What is asked:
Search the material and gather each line with "name" in it.

Dataset excerpts:
▶

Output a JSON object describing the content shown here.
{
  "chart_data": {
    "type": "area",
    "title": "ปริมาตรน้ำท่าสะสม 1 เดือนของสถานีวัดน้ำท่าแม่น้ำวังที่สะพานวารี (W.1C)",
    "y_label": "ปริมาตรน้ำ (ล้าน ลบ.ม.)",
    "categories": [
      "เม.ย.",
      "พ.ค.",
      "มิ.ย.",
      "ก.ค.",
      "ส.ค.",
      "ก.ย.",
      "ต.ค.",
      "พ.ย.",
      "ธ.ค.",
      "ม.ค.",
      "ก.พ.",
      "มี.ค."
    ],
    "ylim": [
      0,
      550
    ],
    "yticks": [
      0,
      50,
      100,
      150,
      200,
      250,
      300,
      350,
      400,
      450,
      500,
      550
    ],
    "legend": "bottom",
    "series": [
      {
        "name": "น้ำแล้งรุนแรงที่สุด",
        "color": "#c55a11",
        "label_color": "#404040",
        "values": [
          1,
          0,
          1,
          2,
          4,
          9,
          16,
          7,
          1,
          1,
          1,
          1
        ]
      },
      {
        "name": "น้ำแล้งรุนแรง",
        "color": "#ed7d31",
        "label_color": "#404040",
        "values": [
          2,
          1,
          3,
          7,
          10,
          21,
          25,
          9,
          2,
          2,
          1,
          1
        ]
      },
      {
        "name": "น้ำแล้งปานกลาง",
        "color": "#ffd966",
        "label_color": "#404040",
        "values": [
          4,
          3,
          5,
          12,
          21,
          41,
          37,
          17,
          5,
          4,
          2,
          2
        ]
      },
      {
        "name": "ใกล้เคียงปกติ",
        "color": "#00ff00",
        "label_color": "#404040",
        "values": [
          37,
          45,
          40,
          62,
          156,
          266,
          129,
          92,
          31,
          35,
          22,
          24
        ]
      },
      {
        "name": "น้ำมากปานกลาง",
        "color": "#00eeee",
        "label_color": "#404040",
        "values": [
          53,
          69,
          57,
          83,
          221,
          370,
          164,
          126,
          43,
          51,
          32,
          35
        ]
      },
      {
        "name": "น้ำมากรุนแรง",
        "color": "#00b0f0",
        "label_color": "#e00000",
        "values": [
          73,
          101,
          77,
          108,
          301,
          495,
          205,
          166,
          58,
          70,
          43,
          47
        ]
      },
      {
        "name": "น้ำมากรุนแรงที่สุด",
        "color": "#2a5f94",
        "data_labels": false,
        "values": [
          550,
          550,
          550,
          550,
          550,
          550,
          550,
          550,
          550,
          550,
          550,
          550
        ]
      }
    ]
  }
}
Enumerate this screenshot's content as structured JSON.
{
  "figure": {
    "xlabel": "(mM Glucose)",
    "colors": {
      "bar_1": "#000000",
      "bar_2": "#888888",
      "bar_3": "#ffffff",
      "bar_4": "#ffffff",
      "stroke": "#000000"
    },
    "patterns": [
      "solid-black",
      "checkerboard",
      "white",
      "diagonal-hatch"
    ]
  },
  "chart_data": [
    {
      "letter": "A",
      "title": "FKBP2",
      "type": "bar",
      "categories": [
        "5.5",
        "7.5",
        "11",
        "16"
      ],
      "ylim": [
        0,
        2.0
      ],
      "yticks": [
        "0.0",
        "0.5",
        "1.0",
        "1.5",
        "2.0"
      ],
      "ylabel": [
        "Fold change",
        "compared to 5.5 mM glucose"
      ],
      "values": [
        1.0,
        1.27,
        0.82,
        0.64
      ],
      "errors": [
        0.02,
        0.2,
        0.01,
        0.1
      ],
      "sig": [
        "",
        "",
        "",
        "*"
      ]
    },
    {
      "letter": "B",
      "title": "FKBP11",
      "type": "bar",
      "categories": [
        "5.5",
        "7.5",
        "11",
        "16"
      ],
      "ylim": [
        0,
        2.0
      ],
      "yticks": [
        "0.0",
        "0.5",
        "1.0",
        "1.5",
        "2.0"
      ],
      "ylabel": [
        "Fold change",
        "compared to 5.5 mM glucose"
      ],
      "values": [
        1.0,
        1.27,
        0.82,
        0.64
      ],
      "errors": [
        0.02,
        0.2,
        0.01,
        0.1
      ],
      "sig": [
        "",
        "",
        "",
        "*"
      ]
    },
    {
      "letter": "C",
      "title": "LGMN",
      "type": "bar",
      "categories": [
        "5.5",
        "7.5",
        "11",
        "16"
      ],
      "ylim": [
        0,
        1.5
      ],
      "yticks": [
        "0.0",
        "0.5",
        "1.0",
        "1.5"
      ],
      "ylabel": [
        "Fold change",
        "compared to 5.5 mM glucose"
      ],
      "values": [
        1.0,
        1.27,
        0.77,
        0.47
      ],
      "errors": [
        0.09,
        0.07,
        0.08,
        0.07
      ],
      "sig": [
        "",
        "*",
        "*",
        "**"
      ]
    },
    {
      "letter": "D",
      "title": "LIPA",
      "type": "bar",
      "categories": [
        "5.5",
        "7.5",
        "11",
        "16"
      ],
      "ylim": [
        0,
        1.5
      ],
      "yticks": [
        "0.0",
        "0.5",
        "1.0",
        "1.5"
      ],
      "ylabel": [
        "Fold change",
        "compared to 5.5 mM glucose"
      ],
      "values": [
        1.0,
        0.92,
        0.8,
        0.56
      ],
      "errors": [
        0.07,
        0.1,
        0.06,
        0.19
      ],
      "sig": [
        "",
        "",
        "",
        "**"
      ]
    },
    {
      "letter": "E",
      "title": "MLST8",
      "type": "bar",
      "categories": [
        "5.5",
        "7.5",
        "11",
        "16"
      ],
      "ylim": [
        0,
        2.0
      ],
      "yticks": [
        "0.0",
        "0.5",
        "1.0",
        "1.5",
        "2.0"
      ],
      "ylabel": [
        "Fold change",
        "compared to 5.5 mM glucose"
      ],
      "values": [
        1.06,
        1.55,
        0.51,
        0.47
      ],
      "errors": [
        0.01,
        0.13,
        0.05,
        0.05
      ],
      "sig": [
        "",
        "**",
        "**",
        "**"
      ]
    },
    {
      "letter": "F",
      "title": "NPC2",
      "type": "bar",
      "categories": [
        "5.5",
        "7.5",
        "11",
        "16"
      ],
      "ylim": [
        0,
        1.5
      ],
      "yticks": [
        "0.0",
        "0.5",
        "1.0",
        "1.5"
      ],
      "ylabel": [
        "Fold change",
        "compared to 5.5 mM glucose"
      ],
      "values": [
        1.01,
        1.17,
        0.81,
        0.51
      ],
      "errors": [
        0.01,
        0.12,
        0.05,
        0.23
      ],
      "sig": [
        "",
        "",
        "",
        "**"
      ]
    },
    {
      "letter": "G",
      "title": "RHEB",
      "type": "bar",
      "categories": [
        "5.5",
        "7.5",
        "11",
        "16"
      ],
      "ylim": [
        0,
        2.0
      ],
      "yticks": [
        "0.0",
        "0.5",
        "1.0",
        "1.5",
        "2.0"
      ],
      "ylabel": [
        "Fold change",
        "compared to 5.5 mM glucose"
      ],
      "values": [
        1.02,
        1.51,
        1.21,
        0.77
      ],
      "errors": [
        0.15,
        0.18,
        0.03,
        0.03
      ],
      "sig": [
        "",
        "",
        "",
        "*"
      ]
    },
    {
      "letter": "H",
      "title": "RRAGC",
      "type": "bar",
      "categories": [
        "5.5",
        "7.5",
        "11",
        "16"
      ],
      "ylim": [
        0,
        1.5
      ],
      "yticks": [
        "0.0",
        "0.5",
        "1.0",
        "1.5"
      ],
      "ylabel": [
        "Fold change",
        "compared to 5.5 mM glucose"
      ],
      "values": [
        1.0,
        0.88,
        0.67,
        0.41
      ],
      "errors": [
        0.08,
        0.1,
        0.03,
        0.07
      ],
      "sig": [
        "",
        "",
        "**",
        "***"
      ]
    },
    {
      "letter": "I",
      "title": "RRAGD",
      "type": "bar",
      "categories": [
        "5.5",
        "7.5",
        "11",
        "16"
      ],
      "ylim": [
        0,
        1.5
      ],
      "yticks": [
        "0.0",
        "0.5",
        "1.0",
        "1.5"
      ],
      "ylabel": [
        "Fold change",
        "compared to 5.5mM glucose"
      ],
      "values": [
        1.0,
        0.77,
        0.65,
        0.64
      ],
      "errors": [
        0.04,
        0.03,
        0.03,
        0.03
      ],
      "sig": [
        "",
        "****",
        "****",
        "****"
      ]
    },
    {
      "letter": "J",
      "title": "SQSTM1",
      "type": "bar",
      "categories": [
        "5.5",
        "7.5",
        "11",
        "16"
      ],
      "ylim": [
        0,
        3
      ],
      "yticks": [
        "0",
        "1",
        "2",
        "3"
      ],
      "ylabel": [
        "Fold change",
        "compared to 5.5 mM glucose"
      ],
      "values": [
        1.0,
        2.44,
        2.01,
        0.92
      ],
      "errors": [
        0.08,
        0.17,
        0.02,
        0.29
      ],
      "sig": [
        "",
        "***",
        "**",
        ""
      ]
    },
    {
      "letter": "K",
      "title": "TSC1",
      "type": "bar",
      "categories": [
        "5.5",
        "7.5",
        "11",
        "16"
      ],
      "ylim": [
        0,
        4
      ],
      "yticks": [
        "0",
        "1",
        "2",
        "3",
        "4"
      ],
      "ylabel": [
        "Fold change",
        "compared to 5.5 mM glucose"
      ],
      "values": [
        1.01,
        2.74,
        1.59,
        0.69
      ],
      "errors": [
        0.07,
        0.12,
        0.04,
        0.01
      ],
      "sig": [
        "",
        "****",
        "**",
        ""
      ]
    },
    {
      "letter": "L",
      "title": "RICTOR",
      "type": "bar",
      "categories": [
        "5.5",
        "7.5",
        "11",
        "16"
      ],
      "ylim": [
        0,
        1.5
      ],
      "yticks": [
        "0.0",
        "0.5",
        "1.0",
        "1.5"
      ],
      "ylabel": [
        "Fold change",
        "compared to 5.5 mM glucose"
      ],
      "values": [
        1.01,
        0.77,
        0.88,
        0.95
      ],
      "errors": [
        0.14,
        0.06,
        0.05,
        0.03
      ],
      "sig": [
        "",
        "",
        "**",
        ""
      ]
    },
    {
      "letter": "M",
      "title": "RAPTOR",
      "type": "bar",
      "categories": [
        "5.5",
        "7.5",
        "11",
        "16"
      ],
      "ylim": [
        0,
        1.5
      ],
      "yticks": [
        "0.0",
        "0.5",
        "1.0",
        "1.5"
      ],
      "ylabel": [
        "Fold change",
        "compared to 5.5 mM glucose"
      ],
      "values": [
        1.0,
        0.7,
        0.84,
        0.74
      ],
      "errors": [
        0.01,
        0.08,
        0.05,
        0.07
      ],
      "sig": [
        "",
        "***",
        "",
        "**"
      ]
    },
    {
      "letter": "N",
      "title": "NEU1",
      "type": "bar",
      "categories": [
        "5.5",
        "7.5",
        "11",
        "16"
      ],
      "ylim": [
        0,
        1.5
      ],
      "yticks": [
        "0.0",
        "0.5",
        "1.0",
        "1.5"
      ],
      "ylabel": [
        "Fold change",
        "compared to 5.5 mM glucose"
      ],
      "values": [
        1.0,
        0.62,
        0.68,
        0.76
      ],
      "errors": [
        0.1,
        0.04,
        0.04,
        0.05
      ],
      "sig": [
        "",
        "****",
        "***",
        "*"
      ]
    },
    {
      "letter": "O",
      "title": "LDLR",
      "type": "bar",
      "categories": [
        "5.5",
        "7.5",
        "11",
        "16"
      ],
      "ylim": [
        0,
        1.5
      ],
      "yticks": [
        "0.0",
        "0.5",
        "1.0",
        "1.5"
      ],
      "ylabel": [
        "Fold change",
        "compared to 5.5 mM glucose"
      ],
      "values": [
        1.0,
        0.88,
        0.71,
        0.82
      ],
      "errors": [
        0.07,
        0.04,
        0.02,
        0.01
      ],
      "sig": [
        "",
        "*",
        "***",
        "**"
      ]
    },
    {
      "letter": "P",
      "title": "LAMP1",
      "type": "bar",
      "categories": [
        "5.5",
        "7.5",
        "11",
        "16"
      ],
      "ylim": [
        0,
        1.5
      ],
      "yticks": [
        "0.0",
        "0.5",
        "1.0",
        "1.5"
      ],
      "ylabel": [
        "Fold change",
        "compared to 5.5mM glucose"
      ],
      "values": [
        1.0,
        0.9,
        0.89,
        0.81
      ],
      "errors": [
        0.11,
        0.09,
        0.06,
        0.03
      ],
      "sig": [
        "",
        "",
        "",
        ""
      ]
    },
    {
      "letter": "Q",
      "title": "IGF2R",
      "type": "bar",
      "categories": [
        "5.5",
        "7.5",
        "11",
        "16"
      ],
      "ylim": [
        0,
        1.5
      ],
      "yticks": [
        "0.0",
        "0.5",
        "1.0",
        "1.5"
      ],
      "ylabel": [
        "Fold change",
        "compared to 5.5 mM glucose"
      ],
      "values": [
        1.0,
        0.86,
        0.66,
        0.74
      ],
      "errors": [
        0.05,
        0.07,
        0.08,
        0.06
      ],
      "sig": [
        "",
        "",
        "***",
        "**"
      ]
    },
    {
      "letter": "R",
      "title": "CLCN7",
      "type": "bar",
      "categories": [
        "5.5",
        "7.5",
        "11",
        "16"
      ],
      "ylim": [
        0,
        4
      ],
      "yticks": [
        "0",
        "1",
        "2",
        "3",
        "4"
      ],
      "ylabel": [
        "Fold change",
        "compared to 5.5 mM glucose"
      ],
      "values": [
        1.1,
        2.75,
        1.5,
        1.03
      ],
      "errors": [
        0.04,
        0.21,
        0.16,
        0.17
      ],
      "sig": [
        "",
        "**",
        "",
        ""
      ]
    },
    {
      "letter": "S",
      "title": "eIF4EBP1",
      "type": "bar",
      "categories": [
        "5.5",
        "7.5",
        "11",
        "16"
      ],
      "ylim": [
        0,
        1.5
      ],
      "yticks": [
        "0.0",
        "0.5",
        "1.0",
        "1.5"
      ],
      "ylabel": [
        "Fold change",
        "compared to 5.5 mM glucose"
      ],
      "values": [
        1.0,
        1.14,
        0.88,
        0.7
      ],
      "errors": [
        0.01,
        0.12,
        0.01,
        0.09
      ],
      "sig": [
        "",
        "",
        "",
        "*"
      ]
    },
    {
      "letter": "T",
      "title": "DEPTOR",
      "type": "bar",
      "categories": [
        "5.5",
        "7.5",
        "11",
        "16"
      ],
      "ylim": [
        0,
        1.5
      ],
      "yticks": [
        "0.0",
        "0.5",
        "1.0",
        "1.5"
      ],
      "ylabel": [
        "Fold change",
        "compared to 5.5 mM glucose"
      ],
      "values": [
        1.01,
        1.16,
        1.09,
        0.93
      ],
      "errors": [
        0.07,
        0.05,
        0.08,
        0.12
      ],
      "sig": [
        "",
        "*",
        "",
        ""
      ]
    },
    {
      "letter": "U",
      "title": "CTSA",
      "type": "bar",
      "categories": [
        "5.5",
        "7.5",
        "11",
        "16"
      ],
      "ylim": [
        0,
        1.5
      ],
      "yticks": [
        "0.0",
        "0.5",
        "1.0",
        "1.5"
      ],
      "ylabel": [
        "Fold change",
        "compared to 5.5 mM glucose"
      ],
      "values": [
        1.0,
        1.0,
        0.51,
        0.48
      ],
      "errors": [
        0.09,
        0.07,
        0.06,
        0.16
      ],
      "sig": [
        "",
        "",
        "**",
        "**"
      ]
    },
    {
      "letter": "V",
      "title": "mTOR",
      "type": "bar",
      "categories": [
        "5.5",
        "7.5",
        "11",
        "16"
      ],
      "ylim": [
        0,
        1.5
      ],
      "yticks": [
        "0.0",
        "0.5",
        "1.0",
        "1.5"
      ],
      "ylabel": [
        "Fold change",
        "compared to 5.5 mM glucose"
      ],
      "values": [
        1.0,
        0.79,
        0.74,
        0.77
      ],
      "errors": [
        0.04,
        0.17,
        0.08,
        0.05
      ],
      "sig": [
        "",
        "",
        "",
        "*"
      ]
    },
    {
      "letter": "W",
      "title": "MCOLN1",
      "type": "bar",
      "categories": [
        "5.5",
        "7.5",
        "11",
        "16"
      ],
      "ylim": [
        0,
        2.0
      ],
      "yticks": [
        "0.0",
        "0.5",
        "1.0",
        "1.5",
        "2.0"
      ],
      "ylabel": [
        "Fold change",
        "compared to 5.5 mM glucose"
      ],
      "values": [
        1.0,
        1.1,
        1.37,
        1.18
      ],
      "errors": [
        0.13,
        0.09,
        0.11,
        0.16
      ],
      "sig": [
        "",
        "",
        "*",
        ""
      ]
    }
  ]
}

◀

Solution for this problem:
        "name": "น้ำแล้งรุนแรงที่สุด",
        "name": "น้ำแล้งรุนแรง",
        "name": "น้ำแล้งปานกลาง",
        "name": "ใกล้เคียงปกติ",
        "name": "น้ำมากปานกลาง",
        "name": "น้ำมากรุนแรง",
        "name": "น้ำมากรุนแรงที่สุด",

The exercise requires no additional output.